Dataset extract start

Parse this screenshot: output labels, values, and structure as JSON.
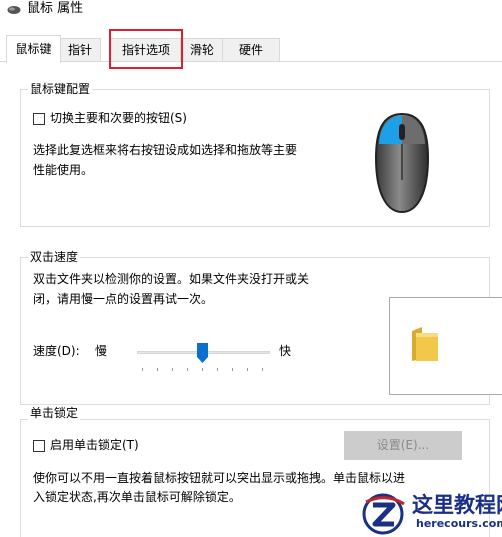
{
  "window": {
    "title": "鼠标 属性",
    "title_icon": "mouse-icon"
  },
  "tabs": [
    {
      "label": "鼠标键",
      "active": true
    },
    {
      "label": "指针",
      "active": false
    },
    {
      "label": "指针选项",
      "active": false
    },
    {
      "label": "滑轮",
      "active": false
    },
    {
      "label": "硬件",
      "active": false
    }
  ],
  "button_config": {
    "legend": "鼠标键配置",
    "swap_checkbox_label": "切换主要和次要的按钮(S)",
    "swap_checked": false,
    "description_line1": "选择此复选框来将右按钮设成如选择和拖放等主要",
    "description_line2": "性能使用。"
  },
  "double_click": {
    "legend": "双击速度",
    "description_line1": "双击文件夹以检测你的设置。如果文件夹没打开或关",
    "description_line2": "闭，请用慢一点的设置再试一次。",
    "speed_label": "速度(D):",
    "slow_label": "慢",
    "fast_label": "快",
    "speed_value_fraction": 0.5
  },
  "click_lock": {
    "legend": "单击锁定",
    "checkbox_label": "启用单击锁定(T)",
    "checked": false,
    "settings_button": "设置(E)...",
    "settings_enabled": false,
    "description_line1": "使你可以不用一直按着鼠标按钮就可以突出显示或拖拽。单击鼠标以进",
    "description_line2": "入锁定状态,再次单击鼠标可解除锁定。"
  },
  "watermark": {
    "title": "这里教程网",
    "url": "herecours.com"
  },
  "colors": {
    "highlight": "#e0202a",
    "mouse_accent": "#1ea0e6",
    "folder": "#f2c84b",
    "watermark": "#1a2f86"
  }
}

Dataset extract end

## Set exercise
Your task is to return the entries above exactly, with no pictures.

## Output below
Parse this screenshot: output labels, values, and structure as JSON.
{
  "window": {
    "title": "鼠标 属性",
    "title_icon": "mouse-icon"
  },
  "tabs": [
    {
      "label": "鼠标键",
      "active": true
    },
    {
      "label": "指针",
      "active": false
    },
    {
      "label": "指针选项",
      "active": false
    },
    {
      "label": "滑轮",
      "active": false
    },
    {
      "label": "硬件",
      "active": false
    }
  ],
  "button_config": {
    "legend": "鼠标键配置",
    "swap_checkbox_label": "切换主要和次要的按钮(S)",
    "swap_checked": false,
    "description_line1": "选择此复选框来将右按钮设成如选择和拖放等主要",
    "description_line2": "性能使用。"
  },
  "double_click": {
    "legend": "双击速度",
    "description_line1": "双击文件夹以检测你的设置。如果文件夹没打开或关",
    "description_line2": "闭，请用慢一点的设置再试一次。",
    "speed_label": "速度(D):",
    "slow_label": "慢",
    "fast_label": "快",
    "speed_value_fraction": 0.5
  },
  "click_lock": {
    "legend": "单击锁定",
    "checkbox_label": "启用单击锁定(T)",
    "checked": false,
    "settings_button": "设置(E)...",
    "settings_enabled": false,
    "description_line1": "使你可以不用一直按着鼠标按钮就可以突出显示或拖拽。单击鼠标以进",
    "description_line2": "入锁定状态,再次单击鼠标可解除锁定。"
  },
  "watermark": {
    "title": "这里教程网",
    "url": "herecours.com"
  },
  "colors": {
    "highlight": "#e0202a",
    "mouse_accent": "#1ea0e6",
    "folder": "#f2c84b",
    "watermark": "#1a2f86"
  }
}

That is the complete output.